◆ **Objective**: Copy out each line that has "cgray" in it.

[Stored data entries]
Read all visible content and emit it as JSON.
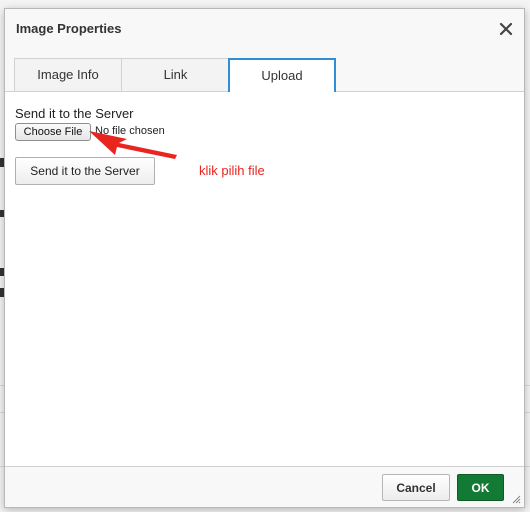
{
  "dialog": {
    "title": "Image Properties",
    "close_icon": "close-icon"
  },
  "tabs": [
    {
      "label": "Image Info",
      "active": false
    },
    {
      "label": "Link",
      "active": false
    },
    {
      "label": "Upload",
      "active": true
    }
  ],
  "upload": {
    "field_label": "Send it to the Server",
    "choose_file_label": "Choose File",
    "file_status": "No file chosen",
    "send_button_label": "Send it to the Server"
  },
  "annotation": {
    "text": "klik pilih file",
    "color": "#e8251f",
    "icon": "arrow-pointer-icon"
  },
  "footer": {
    "cancel_label": "Cancel",
    "ok_label": "OK"
  },
  "colors": {
    "accent_tab_border": "#2f8ed6",
    "ok_button": "#137a35"
  }
}
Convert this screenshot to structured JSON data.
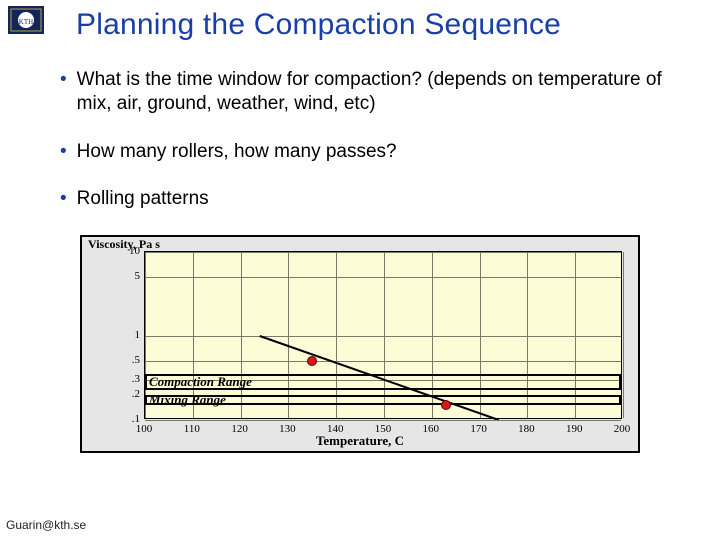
{
  "title": "Planning the Compaction Sequence",
  "bullets": [
    "What is the time window for compaction? (depends on temperature of mix, air, ground, weather, wind, etc)",
    "How many rollers, how many passes?",
    "Rolling patterns"
  ],
  "footer": "Guarin@kth.se",
  "chart_data": {
    "type": "scatter",
    "title": "",
    "xlabel": "Temperature, C",
    "ylabel": "Viscosity, Pa s",
    "xlim": [
      100,
      200
    ],
    "ylim_log": [
      0.1,
      10
    ],
    "xticks": [
      100,
      110,
      120,
      130,
      140,
      150,
      160,
      170,
      180,
      190,
      200
    ],
    "yticks": [
      0.1,
      0.2,
      0.3,
      0.5,
      1,
      5,
      10
    ],
    "bands": [
      {
        "label": "Compaction Range",
        "ymin": 0.23,
        "ymax": 0.35
      },
      {
        "label": "Mixing Range",
        "ymin": 0.15,
        "ymax": 0.2
      }
    ],
    "points": [
      {
        "x": 135,
        "y": 0.5
      },
      {
        "x": 163,
        "y": 0.15
      }
    ],
    "fit_line": {
      "x1": 124,
      "y1": 1.0,
      "x2": 174,
      "y2": 0.1
    }
  }
}
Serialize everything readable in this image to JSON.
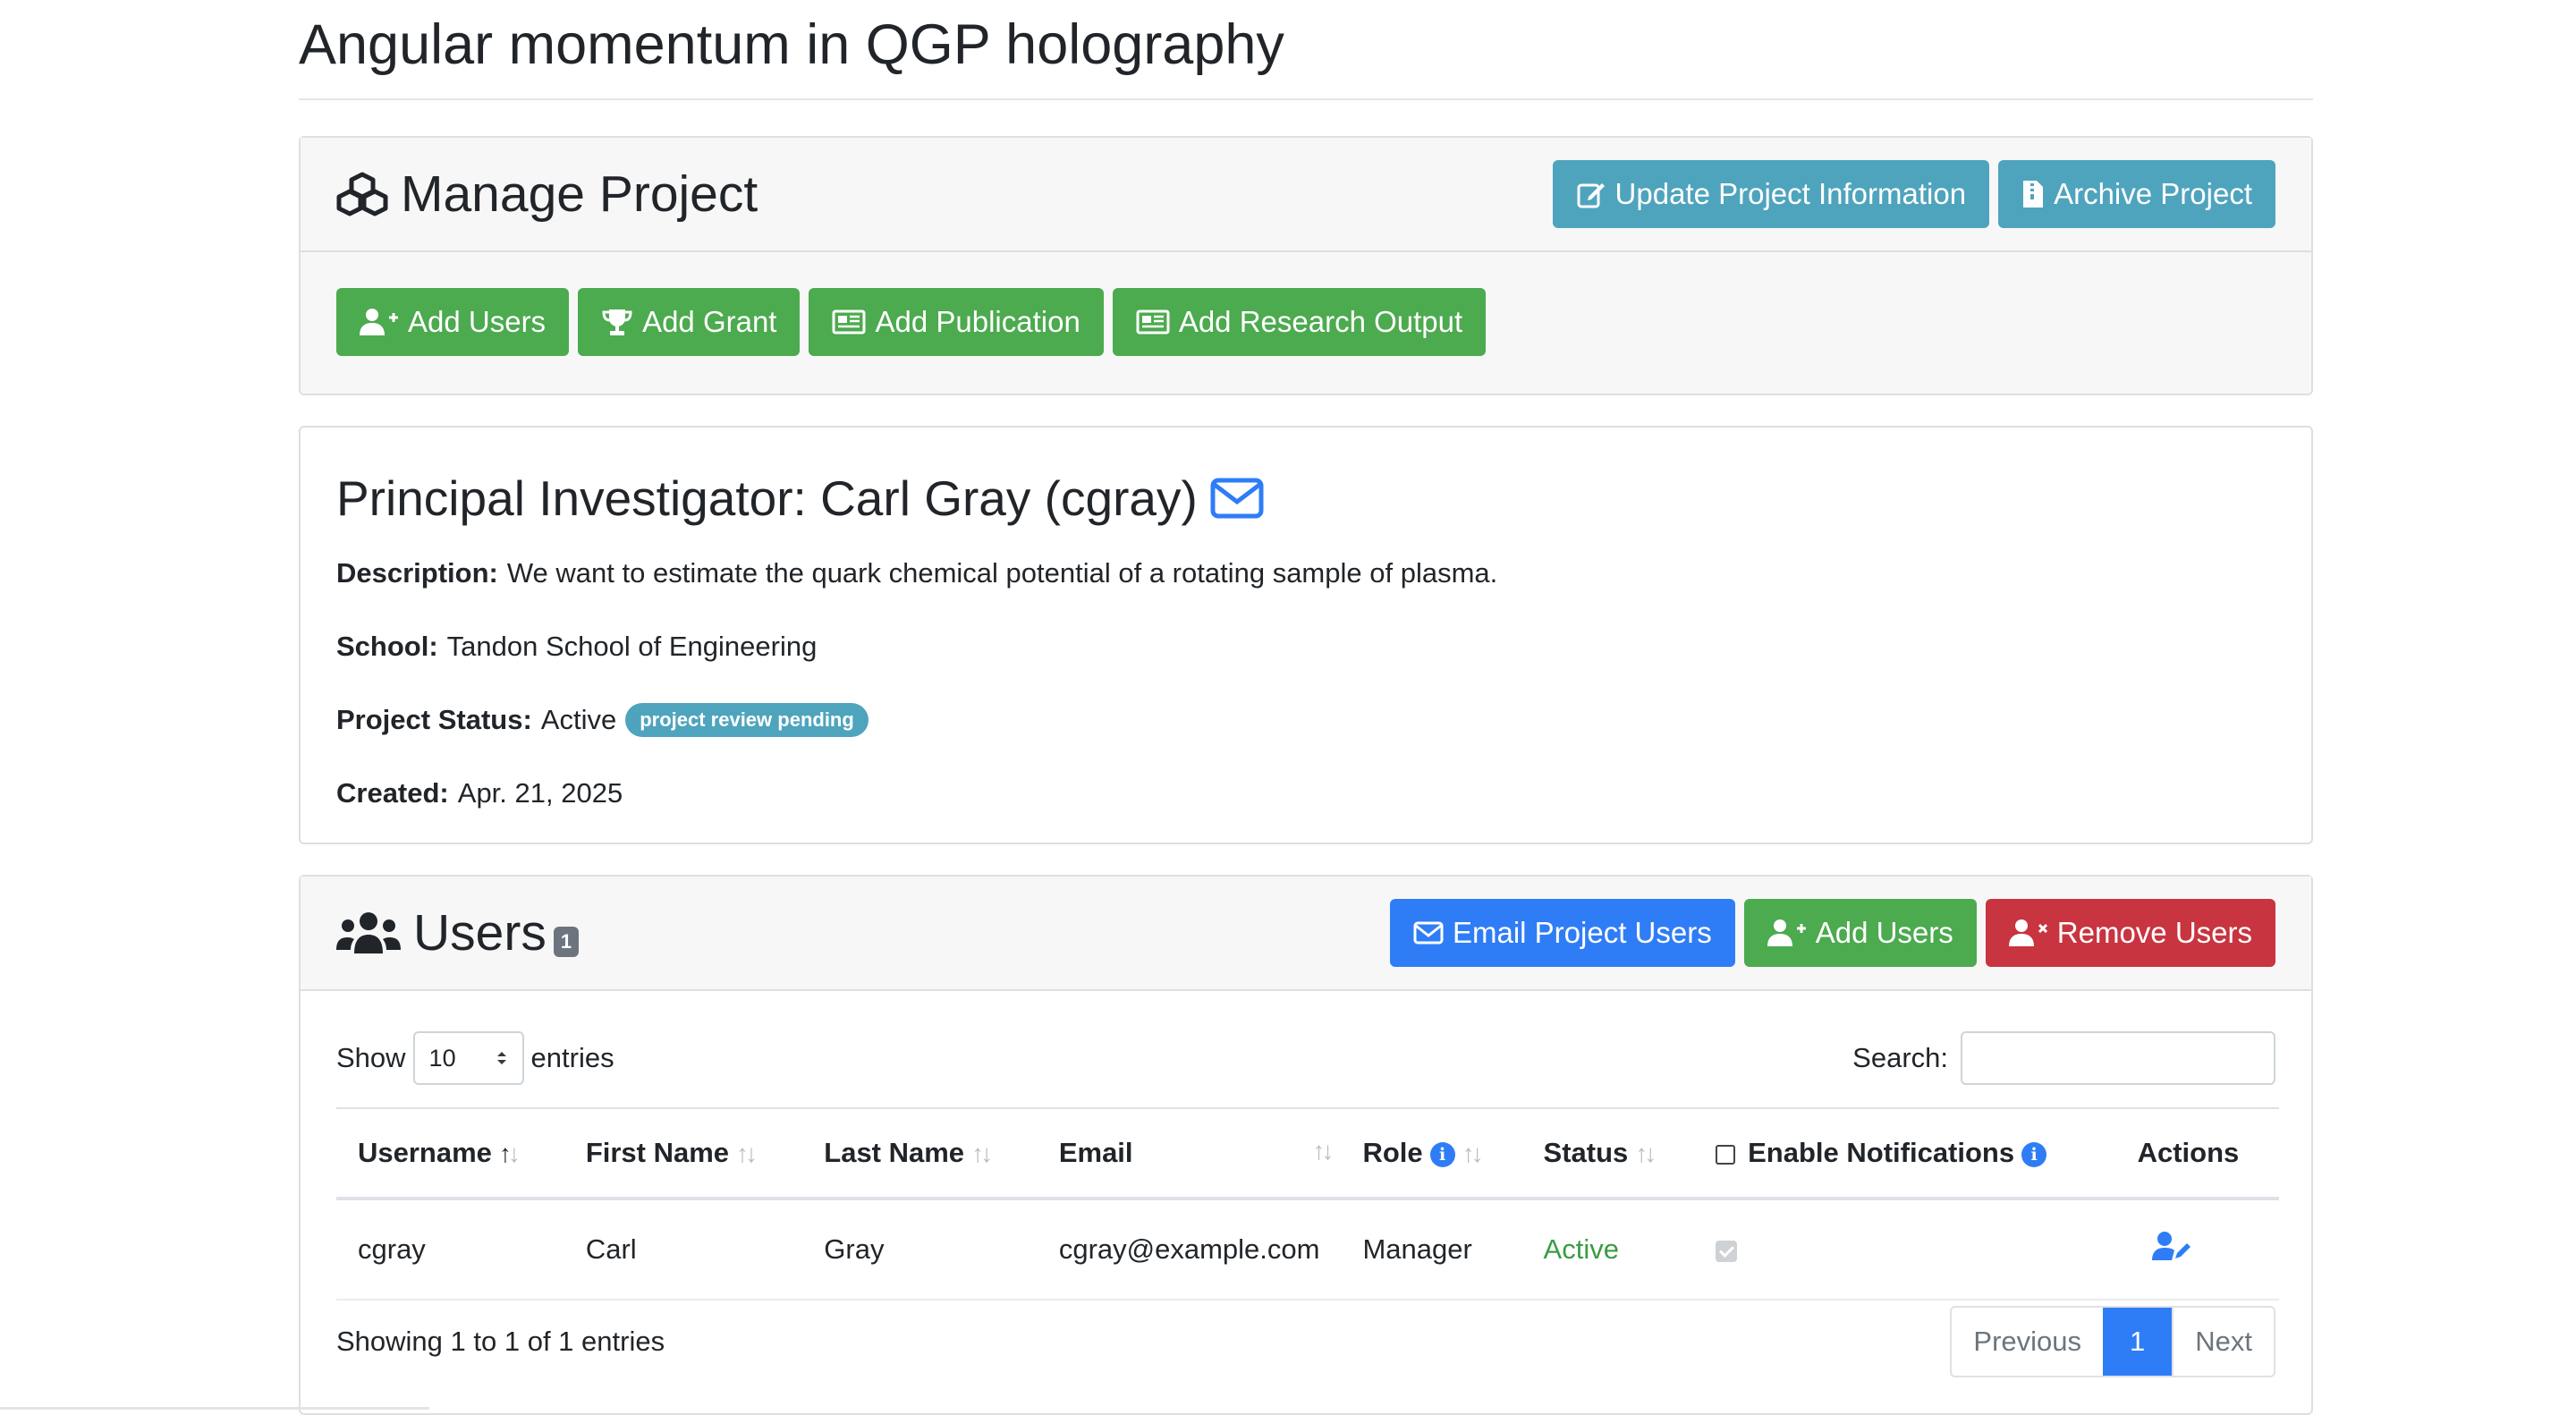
{
  "page": {
    "title": "Angular momentum in QGP holography"
  },
  "manage": {
    "title": "Manage Project",
    "update_label": "Update Project Information",
    "archive_label": "Archive Project",
    "add_users_label": "Add Users",
    "add_grant_label": "Add Grant",
    "add_publication_label": "Add Publication",
    "add_research_output_label": "Add Research Output"
  },
  "pi": {
    "heading": "Principal Investigator: Carl Gray (cgray)",
    "description_label": "Description:",
    "description": "We want to estimate the quark chemical potential of a rotating sample of plasma.",
    "school_label": "School:",
    "school": "Tandon School of Engineering",
    "status_label": "Project Status:",
    "status": "Active",
    "status_badge": "project review pending",
    "created_label": "Created:",
    "created": "Apr. 21, 2025"
  },
  "users": {
    "title": "Users",
    "count": "1",
    "email_label": "Email Project Users",
    "add_label": "Add Users",
    "remove_label": "Remove Users",
    "show_label": "Show",
    "page_size": "10",
    "entries_label": "entries",
    "search_label": "Search:",
    "columns": [
      "Username",
      "First Name",
      "Last Name",
      "Email",
      "Role",
      "Status",
      "Enable Notifications",
      "Actions"
    ],
    "rows": [
      {
        "username": "cgray",
        "first_name": "Carl",
        "last_name": "Gray",
        "email": "cgray@example.com",
        "role": "Manager",
        "status": "Active",
        "notifications_enabled": true
      }
    ],
    "info": "Showing 1 to 1 of 1 entries",
    "prev_label": "Previous",
    "current_page": "1",
    "next_label": "Next"
  },
  "colors": {
    "info": "#4fa4bd",
    "success": "#4caa4f",
    "primary": "#2f7df6",
    "danger": "#c8343f",
    "active_text": "#3a9c44"
  }
}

◆ **Expected answer**:
    "heading": "Principal Investigator: Carl Gray (cgray)",
        "username": "cgray",
        "email": "cgray@example.com",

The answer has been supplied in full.